▶ [Given data]:

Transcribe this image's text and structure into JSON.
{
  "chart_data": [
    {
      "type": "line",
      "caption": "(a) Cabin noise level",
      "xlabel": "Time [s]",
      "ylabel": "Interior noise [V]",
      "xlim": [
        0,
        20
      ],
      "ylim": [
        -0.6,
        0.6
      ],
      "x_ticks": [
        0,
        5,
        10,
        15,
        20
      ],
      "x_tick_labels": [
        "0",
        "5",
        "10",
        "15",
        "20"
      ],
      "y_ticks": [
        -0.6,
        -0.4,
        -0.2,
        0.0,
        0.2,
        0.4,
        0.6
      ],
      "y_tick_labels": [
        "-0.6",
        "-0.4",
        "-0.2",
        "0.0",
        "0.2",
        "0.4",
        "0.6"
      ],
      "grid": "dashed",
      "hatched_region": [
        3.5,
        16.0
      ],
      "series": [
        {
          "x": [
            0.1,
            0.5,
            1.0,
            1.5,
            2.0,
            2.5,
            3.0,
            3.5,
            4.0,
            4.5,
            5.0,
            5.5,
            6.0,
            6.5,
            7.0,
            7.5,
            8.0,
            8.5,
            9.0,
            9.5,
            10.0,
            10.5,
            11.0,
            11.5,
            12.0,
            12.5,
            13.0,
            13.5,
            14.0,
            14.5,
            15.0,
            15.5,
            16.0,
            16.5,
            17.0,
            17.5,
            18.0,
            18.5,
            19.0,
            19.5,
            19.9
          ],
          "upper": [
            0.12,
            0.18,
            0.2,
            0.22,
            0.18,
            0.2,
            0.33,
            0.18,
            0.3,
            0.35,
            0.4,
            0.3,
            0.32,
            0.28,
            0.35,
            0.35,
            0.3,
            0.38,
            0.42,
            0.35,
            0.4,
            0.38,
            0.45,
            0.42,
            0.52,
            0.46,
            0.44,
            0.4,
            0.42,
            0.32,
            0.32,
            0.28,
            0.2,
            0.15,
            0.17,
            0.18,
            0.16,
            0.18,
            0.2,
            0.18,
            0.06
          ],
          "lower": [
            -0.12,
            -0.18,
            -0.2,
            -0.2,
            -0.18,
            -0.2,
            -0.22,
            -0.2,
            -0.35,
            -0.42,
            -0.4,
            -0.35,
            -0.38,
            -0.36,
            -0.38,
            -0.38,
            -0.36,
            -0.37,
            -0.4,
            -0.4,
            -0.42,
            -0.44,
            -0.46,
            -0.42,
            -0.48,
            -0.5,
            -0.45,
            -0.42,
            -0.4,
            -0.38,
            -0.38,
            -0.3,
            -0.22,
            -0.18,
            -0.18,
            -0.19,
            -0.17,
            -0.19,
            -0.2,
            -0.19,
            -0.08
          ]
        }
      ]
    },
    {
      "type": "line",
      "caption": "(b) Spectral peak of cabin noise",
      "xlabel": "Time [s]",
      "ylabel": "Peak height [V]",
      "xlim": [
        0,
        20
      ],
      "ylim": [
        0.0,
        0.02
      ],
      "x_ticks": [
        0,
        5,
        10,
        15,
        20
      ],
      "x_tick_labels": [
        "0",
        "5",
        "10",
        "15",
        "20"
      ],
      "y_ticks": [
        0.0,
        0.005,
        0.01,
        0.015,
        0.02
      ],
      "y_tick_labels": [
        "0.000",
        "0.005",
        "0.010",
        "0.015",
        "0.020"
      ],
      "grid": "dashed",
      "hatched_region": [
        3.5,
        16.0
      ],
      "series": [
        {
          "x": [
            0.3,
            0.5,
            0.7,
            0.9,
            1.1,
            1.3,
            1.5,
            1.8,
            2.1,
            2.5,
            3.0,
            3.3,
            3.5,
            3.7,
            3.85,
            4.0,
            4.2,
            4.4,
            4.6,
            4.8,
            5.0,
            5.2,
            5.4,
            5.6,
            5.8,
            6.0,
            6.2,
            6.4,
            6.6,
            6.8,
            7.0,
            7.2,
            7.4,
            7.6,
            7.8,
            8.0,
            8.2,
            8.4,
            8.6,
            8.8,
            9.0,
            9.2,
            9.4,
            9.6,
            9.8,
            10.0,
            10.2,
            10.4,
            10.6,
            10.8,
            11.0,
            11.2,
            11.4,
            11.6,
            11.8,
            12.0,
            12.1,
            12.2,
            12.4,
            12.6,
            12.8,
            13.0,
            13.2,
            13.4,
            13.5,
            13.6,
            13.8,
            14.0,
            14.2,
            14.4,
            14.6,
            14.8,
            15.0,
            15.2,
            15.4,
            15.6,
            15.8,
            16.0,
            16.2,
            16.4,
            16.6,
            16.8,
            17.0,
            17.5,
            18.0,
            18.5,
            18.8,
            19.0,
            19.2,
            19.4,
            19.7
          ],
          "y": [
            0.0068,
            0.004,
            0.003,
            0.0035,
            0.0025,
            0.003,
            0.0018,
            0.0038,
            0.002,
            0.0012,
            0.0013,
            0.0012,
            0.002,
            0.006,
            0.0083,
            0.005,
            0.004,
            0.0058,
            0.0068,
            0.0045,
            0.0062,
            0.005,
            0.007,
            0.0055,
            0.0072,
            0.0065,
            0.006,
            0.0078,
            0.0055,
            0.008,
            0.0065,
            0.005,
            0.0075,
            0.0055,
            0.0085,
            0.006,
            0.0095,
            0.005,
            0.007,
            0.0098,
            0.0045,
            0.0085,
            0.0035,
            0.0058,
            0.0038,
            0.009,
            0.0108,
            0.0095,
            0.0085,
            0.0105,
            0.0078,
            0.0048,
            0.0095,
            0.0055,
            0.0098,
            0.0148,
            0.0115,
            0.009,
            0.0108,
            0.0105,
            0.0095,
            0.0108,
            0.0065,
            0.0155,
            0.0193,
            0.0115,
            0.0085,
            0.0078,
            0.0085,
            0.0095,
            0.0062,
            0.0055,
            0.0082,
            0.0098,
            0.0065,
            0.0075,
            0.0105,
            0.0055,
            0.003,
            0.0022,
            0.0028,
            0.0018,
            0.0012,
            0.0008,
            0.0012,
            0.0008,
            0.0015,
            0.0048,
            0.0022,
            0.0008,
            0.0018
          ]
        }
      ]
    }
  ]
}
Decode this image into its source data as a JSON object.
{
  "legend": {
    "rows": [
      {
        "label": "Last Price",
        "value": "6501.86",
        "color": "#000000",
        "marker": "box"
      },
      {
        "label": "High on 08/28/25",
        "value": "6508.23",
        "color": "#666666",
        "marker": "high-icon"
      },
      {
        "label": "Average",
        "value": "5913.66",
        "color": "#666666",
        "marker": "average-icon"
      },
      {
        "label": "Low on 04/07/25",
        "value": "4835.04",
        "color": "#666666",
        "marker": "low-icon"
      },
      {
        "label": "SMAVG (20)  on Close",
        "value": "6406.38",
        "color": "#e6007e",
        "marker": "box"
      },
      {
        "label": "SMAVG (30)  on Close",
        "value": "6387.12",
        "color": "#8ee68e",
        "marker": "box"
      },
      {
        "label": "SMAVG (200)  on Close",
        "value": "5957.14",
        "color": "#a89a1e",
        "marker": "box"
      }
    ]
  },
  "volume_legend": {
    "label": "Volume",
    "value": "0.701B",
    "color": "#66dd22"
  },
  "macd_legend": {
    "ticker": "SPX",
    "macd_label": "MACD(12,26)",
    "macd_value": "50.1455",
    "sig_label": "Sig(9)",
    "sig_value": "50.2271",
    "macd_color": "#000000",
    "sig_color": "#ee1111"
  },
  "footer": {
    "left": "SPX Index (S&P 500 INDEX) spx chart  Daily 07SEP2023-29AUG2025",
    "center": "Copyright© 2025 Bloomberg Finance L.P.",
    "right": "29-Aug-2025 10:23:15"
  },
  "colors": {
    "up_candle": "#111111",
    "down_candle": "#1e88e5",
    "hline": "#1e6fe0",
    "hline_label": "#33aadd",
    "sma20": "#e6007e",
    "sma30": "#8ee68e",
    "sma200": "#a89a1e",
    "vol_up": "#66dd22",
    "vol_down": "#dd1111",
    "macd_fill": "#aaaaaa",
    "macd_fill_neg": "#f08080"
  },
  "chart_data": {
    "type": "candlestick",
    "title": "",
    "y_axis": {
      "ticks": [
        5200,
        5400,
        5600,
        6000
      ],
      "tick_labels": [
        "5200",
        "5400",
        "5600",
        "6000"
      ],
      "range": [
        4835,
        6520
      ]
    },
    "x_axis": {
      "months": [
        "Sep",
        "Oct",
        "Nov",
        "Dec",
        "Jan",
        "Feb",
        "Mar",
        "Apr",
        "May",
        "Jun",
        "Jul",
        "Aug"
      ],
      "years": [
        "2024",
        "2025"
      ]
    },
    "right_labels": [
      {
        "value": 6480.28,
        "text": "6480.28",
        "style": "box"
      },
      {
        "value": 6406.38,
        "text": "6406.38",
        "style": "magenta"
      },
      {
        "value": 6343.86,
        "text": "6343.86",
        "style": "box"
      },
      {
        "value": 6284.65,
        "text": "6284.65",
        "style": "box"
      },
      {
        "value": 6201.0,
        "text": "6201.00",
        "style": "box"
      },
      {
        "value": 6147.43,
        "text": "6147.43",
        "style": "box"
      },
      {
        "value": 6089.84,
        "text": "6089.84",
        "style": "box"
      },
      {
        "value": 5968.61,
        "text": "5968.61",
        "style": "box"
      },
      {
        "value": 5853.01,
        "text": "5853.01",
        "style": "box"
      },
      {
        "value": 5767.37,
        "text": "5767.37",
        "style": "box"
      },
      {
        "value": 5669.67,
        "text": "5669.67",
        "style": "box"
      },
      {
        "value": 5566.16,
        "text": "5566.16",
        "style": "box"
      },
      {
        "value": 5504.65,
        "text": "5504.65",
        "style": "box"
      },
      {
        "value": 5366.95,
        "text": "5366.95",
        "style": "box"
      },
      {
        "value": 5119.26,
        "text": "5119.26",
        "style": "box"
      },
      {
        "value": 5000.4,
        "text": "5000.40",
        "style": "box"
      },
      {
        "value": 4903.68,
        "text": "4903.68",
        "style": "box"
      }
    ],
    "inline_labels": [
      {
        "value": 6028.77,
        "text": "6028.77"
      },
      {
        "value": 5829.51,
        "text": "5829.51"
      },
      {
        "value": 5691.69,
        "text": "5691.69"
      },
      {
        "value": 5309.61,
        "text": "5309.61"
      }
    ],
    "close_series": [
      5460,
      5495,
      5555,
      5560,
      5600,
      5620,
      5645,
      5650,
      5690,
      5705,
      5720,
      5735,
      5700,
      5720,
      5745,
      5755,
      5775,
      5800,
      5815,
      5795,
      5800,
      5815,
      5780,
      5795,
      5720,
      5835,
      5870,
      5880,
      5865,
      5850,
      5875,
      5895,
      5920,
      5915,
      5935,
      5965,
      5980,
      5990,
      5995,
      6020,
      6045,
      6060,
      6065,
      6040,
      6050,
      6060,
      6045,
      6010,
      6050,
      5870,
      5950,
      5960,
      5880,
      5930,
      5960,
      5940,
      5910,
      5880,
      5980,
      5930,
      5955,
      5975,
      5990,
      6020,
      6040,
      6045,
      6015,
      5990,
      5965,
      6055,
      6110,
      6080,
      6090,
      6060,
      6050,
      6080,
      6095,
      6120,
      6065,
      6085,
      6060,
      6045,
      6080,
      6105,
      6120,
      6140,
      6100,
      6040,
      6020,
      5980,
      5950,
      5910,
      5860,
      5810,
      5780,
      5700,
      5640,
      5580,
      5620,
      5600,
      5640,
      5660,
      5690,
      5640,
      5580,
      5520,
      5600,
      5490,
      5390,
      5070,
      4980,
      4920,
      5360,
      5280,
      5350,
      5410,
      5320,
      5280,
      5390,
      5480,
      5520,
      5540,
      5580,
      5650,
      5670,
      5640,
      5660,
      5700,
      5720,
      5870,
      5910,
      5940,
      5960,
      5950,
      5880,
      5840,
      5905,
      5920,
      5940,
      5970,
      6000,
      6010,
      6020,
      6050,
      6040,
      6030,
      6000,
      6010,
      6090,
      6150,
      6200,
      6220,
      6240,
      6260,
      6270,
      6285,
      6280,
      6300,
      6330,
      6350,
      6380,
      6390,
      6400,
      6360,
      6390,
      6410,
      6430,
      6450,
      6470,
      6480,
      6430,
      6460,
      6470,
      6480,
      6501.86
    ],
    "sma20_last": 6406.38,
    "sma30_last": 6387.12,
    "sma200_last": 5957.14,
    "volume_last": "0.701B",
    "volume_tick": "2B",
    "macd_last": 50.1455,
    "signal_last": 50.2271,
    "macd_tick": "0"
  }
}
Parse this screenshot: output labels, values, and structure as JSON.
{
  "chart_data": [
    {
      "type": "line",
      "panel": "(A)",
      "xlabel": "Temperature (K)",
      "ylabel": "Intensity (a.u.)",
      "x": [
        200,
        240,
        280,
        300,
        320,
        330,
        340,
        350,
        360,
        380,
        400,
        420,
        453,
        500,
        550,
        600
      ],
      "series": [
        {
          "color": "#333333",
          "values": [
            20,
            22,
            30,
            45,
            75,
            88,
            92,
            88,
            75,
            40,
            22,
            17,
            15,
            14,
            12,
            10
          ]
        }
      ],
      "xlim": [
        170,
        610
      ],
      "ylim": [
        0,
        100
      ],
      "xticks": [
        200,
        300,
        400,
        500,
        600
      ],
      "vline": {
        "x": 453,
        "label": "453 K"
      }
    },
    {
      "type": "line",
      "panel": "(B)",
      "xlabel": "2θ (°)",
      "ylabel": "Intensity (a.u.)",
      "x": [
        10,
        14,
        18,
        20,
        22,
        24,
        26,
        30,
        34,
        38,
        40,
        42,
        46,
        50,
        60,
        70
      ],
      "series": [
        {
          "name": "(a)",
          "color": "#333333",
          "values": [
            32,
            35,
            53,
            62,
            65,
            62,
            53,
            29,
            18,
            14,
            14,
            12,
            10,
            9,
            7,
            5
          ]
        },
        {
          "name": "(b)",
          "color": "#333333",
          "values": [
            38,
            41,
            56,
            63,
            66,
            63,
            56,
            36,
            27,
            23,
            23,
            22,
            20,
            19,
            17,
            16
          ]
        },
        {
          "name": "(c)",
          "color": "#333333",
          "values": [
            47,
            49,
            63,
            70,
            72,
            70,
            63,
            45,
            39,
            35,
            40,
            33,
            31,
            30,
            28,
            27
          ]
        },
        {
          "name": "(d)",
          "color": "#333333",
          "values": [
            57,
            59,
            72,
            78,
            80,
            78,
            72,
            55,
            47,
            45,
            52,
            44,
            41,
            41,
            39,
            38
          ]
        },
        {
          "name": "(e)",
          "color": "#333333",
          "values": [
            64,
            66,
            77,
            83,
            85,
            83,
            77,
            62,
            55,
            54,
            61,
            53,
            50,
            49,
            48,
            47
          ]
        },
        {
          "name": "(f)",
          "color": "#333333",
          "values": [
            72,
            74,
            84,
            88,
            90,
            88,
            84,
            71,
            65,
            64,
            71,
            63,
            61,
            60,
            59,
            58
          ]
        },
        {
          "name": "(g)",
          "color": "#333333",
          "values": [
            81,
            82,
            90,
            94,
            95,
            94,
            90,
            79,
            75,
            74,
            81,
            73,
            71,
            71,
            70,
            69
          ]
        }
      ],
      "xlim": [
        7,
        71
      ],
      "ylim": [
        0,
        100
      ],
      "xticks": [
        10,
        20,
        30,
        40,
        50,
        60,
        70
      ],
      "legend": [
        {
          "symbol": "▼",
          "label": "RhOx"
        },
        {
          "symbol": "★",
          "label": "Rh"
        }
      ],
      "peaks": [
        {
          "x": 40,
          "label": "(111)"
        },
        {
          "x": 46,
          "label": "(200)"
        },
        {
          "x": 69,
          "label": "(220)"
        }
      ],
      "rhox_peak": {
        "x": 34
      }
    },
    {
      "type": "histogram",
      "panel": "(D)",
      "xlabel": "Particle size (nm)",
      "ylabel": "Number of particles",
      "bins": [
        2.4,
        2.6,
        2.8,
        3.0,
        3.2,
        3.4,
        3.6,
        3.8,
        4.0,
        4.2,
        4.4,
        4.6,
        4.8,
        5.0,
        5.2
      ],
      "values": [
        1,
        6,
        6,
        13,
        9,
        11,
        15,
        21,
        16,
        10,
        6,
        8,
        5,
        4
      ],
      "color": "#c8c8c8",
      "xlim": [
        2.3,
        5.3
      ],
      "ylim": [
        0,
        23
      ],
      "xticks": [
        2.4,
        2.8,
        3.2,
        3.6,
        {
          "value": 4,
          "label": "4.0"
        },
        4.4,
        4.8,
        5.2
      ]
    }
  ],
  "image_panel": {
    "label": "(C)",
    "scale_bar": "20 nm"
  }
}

▶ [Task objective]: Identify which lines contain the word "structure" and copy each one.

▶ [Response]:
Transcribe this image's text and structure into JSON.
Parse this screenshot: output labels, values, and structure as JSON.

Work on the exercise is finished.